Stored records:
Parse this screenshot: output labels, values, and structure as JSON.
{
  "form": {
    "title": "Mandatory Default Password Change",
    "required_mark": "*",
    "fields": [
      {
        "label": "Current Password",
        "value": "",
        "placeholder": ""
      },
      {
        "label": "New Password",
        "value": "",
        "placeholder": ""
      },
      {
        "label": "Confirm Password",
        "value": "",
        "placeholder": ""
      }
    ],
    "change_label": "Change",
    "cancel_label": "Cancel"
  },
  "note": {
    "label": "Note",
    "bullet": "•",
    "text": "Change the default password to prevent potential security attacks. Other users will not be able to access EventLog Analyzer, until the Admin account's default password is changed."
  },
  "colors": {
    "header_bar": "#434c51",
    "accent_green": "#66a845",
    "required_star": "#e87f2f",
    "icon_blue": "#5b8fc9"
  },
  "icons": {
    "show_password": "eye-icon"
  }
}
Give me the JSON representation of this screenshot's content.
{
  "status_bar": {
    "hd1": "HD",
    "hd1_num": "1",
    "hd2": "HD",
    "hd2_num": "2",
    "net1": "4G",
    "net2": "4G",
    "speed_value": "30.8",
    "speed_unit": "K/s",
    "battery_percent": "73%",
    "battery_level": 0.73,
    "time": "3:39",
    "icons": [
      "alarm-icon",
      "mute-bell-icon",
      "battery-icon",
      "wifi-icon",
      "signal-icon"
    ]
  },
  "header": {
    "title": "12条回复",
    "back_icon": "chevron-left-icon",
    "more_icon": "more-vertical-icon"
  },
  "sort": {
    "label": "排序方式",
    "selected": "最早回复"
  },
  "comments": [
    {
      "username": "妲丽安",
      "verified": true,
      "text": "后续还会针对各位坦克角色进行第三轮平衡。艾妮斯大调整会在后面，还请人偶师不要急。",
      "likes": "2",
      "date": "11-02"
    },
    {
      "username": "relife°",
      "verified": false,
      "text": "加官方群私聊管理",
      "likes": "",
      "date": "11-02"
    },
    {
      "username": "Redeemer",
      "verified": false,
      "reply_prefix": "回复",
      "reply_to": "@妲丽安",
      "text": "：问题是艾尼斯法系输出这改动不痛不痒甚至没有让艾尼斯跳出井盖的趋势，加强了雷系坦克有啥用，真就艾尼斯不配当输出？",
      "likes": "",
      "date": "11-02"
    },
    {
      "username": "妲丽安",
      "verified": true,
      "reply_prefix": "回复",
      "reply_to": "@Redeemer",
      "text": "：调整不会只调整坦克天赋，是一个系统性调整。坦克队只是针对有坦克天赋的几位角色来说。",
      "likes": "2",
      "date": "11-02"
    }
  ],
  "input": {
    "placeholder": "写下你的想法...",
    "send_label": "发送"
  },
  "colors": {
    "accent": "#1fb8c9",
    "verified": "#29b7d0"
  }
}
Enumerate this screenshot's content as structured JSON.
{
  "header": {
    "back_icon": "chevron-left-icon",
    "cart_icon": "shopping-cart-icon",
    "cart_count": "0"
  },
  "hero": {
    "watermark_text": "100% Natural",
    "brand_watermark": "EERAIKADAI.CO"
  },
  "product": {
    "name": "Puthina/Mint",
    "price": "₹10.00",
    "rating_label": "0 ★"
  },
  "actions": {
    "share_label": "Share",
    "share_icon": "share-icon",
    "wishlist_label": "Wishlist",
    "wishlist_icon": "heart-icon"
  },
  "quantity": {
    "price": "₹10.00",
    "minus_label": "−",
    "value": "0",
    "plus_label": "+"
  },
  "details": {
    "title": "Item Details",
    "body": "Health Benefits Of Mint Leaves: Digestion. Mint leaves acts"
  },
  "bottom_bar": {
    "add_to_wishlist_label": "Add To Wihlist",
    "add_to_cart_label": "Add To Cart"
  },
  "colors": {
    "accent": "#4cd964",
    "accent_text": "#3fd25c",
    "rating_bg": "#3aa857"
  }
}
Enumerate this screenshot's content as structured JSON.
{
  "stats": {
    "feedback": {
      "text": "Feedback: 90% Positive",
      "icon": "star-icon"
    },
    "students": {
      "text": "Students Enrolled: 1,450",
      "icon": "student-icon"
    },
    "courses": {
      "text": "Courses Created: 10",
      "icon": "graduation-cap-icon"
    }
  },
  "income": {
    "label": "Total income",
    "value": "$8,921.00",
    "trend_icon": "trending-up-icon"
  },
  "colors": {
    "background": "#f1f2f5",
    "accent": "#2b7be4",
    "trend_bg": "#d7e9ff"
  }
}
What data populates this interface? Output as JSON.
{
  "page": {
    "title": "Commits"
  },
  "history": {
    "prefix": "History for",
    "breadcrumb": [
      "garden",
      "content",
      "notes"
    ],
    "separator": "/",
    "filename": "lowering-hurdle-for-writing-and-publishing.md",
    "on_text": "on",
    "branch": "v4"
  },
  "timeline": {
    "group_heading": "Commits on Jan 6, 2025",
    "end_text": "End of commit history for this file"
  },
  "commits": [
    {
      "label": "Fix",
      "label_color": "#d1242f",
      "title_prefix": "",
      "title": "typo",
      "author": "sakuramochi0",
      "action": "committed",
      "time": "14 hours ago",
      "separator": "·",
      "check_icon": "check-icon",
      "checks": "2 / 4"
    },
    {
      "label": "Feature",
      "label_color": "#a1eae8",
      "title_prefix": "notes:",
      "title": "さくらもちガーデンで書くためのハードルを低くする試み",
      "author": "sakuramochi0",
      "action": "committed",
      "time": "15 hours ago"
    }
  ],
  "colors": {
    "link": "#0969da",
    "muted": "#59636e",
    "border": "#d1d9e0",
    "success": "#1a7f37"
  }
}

Work instructions:
Copy every line exactly. Leave nothing out.

Solution:
Parse this screenshot: output labels, values, and structure as JSON.
{
  "form": {
    "title": "Mandatory Default Password Change",
    "required_mark": "*",
    "fields": [
      {
        "label": "Current Password",
        "value": "",
        "placeholder": ""
      },
      {
        "label": "New Password",
        "value": "",
        "placeholder": ""
      },
      {
        "label": "Confirm Password",
        "value": "",
        "placeholder": ""
      }
    ],
    "change_label": "Change",
    "cancel_label": "Cancel"
  },
  "note": {
    "label": "Note",
    "bullet": "•",
    "text": "Change the default password to prevent potential security attacks. Other users will not be able to access EventLog Analyzer, until the Admin account's default password is changed."
  },
  "colors": {
    "header_bar": "#434c51",
    "accent_green": "#66a845",
    "required_star": "#e87f2f",
    "icon_blue": "#5b8fc9"
  },
  "icons": {
    "show_password": "eye-icon"
  }
}
Give me the JSON representation of this screenshot's content.
{
  "status_bar": {
    "hd1": "HD",
    "hd1_num": "1",
    "hd2": "HD",
    "hd2_num": "2",
    "net1": "4G",
    "net2": "4G",
    "speed_value": "30.8",
    "speed_unit": "K/s",
    "battery_percent": "73%",
    "battery_level": 0.73,
    "time": "3:39",
    "icons": [
      "alarm-icon",
      "mute-bell-icon",
      "battery-icon",
      "wifi-icon",
      "signal-icon"
    ]
  },
  "header": {
    "title": "12条回复",
    "back_icon": "chevron-left-icon",
    "more_icon": "more-vertical-icon"
  },
  "sort": {
    "label": "排序方式",
    "selected": "最早回复"
  },
  "comments": [
    {
      "username": "妲丽安",
      "verified": true,
      "text": "后续还会针对各位坦克角色进行第三轮平衡。艾妮斯大调整会在后面，还请人偶师不要急。",
      "likes": "2",
      "date": "11-02"
    },
    {
      "username": "relife°",
      "verified": false,
      "text": "加官方群私聊管理",
      "likes": "",
      "date": "11-02"
    },
    {
      "username": "Redeemer",
      "verified": false,
      "reply_prefix": "回复",
      "reply_to": "@妲丽安",
      "text": "：问题是艾尼斯法系输出这改动不痛不痒甚至没有让艾尼斯跳出井盖的趋势，加强了雷系坦克有啥用，真就艾尼斯不配当输出？",
      "likes": "",
      "date": "11-02"
    },
    {
      "username": "妲丽安",
      "verified": true,
      "reply_prefix": "回复",
      "reply_to": "@Redeemer",
      "text": "：调整不会只调整坦克天赋，是一个系统性调整。坦克队只是针对有坦克天赋的几位角色来说。",
      "likes": "2",
      "date": "11-02"
    }
  ],
  "input": {
    "placeholder": "写下你的想法...",
    "send_label": "发送"
  },
  "colors": {
    "accent": "#1fb8c9",
    "verified": "#29b7d0"
  }
}
Enumerate this screenshot's content as structured JSON.
{
  "header": {
    "back_icon": "chevron-left-icon",
    "cart_icon": "shopping-cart-icon",
    "cart_count": "0"
  },
  "hero": {
    "watermark_text": "100% Natural",
    "brand_watermark": "EERAIKADAI.CO"
  },
  "product": {
    "name": "Puthina/Mint",
    "price": "₹10.00",
    "rating_label": "0 ★"
  },
  "actions": {
    "share_label": "Share",
    "share_icon": "share-icon",
    "wishlist_label": "Wishlist",
    "wishlist_icon": "heart-icon"
  },
  "quantity": {
    "price": "₹10.00",
    "minus_label": "−",
    "value": "0",
    "plus_label": "+"
  },
  "details": {
    "title": "Item Details",
    "body": "Health Benefits Of Mint Leaves: Digestion. Mint leaves acts"
  },
  "bottom_bar": {
    "add_to_wishlist_label": "Add To Wihlist",
    "add_to_cart_label": "Add To Cart"
  },
  "colors": {
    "accent": "#4cd964",
    "accent_text": "#3fd25c",
    "rating_bg": "#3aa857"
  }
}
Enumerate this screenshot's content as structured JSON.
{
  "stats": {
    "feedback": {
      "text": "Feedback: 90% Positive",
      "icon": "star-icon"
    },
    "students": {
      "text": "Students Enrolled: 1,450",
      "icon": "student-icon"
    },
    "courses": {
      "text": "Courses Created: 10",
      "icon": "graduation-cap-icon"
    }
  },
  "income": {
    "label": "Total income",
    "value": "$8,921.00",
    "trend_icon": "trending-up-icon"
  },
  "colors": {
    "background": "#f1f2f5",
    "accent": "#2b7be4",
    "trend_bg": "#d7e9ff"
  }
}
What data populates this interface? Output as JSON.
{
  "page": {
    "title": "Commits"
  },
  "history": {
    "prefix": "History for",
    "breadcrumb": [
      "garden",
      "content",
      "notes"
    ],
    "separator": "/",
    "filename": "lowering-hurdle-for-writing-and-publishing.md",
    "on_text": "on",
    "branch": "v4"
  },
  "timeline": {
    "group_heading": "Commits on Jan 6, 2025",
    "end_text": "End of commit history for this file"
  },
  "commits": [
    {
      "label": "Fix",
      "label_color": "#d1242f",
      "title_prefix": "",
      "title": "typo",
      "author": "sakuramochi0",
      "action": "committed",
      "time": "14 hours ago",
      "separator": "·",
      "check_icon": "check-icon",
      "checks": "2 / 4"
    },
    {
      "label": "Feature",
      "label_color": "#a1eae8",
      "title_prefix": "notes:",
      "title": "さくらもちガーデンで書くためのハードルを低くする試み",
      "author": "sakuramochi0",
      "action": "committed",
      "time": "15 hours ago"
    }
  ],
  "colors": {
    "link": "#0969da",
    "muted": "#59636e",
    "border": "#d1d9e0",
    "success": "#1a7f37"
  }
}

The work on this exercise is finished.